RECORDED DATA:
:::
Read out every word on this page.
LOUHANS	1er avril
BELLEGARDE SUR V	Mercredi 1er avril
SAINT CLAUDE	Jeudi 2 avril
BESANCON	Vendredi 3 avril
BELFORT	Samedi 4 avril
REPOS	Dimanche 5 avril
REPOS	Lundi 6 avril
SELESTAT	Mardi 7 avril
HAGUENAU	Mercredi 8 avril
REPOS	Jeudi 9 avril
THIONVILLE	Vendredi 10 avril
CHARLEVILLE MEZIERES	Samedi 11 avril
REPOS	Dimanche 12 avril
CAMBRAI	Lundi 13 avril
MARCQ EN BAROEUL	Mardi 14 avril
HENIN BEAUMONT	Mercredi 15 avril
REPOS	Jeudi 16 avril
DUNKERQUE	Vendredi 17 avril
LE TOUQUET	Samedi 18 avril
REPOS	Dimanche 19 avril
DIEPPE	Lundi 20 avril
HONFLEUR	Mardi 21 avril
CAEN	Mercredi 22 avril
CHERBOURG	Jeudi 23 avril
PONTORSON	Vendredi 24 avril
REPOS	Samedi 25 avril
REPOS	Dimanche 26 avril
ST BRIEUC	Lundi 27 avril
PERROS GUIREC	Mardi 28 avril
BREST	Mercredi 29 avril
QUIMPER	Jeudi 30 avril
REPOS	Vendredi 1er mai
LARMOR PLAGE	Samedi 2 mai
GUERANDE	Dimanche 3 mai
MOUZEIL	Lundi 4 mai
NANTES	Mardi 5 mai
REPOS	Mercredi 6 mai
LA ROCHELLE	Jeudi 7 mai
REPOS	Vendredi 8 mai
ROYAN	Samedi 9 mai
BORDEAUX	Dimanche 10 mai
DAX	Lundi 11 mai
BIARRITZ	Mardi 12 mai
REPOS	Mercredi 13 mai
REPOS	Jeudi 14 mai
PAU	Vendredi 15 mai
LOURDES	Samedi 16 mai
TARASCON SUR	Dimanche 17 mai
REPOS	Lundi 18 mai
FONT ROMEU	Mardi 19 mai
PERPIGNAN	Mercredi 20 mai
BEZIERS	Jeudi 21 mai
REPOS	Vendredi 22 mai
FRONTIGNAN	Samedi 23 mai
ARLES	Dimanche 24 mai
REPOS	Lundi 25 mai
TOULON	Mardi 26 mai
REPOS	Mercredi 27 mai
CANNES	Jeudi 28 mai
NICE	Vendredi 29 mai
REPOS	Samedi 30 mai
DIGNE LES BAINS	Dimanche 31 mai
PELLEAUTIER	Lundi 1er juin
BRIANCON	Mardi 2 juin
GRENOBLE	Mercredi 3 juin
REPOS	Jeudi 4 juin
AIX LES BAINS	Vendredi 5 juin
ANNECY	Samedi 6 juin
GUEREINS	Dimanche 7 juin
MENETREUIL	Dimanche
:::
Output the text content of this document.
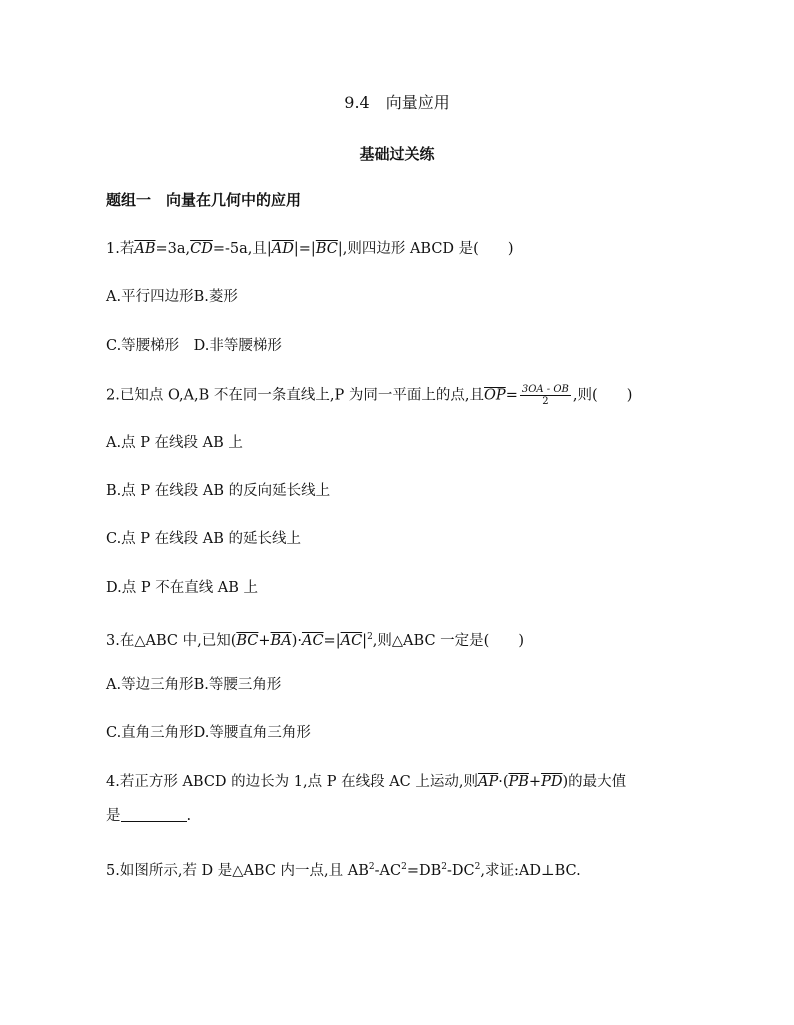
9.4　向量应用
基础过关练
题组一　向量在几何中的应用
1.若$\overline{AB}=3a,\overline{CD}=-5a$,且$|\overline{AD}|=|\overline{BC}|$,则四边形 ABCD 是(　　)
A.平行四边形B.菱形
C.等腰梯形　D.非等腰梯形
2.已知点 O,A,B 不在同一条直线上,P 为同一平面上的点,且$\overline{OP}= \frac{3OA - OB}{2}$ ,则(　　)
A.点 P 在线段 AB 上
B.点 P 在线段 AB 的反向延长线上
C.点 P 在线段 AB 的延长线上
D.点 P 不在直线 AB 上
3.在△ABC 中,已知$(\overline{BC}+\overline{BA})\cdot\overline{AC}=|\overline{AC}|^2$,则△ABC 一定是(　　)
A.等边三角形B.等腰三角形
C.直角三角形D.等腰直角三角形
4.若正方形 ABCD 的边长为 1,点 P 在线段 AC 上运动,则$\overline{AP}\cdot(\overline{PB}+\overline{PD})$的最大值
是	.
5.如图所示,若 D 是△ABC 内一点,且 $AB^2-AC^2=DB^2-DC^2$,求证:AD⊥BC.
:::
WORK TO COMPLETE: Identify how many lines in the entries above contain the word "BAINS" and provide only that figure.

ANSWER TO THE TASK: 2